» WHAT IS EXPECTED:
Copy the entries from the very first one down through the entry containing "terminal-tray: Terminal/Tray: 12064971/5", substituting "Switch" for every occurrence of "Relay" and leaving everything else unchanged.

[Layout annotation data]

------------

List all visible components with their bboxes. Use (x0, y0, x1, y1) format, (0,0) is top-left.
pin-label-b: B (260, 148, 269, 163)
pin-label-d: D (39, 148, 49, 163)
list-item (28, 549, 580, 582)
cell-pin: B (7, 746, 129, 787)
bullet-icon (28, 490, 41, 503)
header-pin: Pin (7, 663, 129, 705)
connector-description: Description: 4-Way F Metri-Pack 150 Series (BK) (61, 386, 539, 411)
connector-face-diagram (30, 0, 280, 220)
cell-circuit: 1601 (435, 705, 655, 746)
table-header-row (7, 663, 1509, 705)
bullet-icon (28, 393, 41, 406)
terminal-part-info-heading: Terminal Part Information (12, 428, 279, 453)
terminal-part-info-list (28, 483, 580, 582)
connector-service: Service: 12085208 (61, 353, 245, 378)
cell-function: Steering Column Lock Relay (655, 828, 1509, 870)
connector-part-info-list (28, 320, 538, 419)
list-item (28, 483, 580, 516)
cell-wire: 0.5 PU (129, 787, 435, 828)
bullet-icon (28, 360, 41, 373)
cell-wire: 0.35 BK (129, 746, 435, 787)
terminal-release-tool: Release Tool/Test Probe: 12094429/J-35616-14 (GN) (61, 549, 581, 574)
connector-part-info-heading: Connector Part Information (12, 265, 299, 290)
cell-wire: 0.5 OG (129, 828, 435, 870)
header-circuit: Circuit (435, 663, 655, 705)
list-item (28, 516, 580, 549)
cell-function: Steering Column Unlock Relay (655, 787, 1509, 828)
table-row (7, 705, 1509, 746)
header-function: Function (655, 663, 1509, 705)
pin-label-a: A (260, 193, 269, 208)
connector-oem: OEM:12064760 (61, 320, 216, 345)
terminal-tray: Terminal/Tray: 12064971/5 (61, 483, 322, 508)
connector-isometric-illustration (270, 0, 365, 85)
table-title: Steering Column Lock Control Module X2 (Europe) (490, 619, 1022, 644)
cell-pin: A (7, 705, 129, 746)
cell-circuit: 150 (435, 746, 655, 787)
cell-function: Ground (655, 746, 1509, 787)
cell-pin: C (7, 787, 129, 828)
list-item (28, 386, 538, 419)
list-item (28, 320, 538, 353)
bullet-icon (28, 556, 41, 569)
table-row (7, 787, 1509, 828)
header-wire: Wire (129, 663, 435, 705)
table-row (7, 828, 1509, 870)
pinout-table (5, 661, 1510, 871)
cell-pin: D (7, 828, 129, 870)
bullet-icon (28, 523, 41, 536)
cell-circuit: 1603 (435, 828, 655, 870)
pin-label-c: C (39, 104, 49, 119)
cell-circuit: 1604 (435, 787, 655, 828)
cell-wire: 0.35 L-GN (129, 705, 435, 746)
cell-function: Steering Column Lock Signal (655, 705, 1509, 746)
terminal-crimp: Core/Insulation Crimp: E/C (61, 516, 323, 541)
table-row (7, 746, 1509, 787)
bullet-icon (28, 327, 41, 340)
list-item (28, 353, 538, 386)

------------

» COMPLETE OUTPUT:
List all visible components with their bboxes. Use (x0, y0, x1, y1) format, (0,0) is top-left.
pin-label-b: B (260, 148, 269, 163)
pin-label-d: D (39, 148, 49, 163)
list-item (28, 549, 580, 582)
cell-pin: B (7, 746, 129, 787)
bullet-icon (28, 490, 41, 503)
header-pin: Pin (7, 663, 129, 705)
connector-description: Description: 4-Way F Metri-Pack 150 Series (BK) (61, 386, 539, 411)
connector-face-diagram (30, 0, 280, 220)
cell-circuit: 1601 (435, 705, 655, 746)
table-header-row (7, 663, 1509, 705)
bullet-icon (28, 393, 41, 406)
terminal-part-info-heading: Terminal Part Information (12, 428, 279, 453)
terminal-part-info-list (28, 483, 580, 582)
connector-service: Service: 12085208 (61, 353, 245, 378)
cell-function: Steering Column Lock Switch (655, 828, 1509, 870)
connector-part-info-list (28, 320, 538, 419)
list-item (28, 483, 580, 516)
cell-wire: 0.5 PU (129, 787, 435, 828)
bullet-icon (28, 360, 41, 373)
cell-wire: 0.35 BK (129, 746, 435, 787)
terminal-release-tool: Release Tool/Test Probe: 12094429/J-35616-14 (GN) (61, 549, 581, 574)
connector-part-info-heading: Connector Part Information (12, 265, 299, 290)
cell-wire: 0.5 OG (129, 828, 435, 870)
header-circuit: Circuit (435, 663, 655, 705)
list-item (28, 516, 580, 549)
cell-function: Steering Column Unlock Switch (655, 787, 1509, 828)
table-row (7, 705, 1509, 746)
header-function: Function (655, 663, 1509, 705)
pin-label-a: A (260, 193, 269, 208)
connector-oem: OEM:12064760 (61, 320, 216, 345)
terminal-tray: Terminal/Tray: 12064971/5 (61, 483, 322, 508)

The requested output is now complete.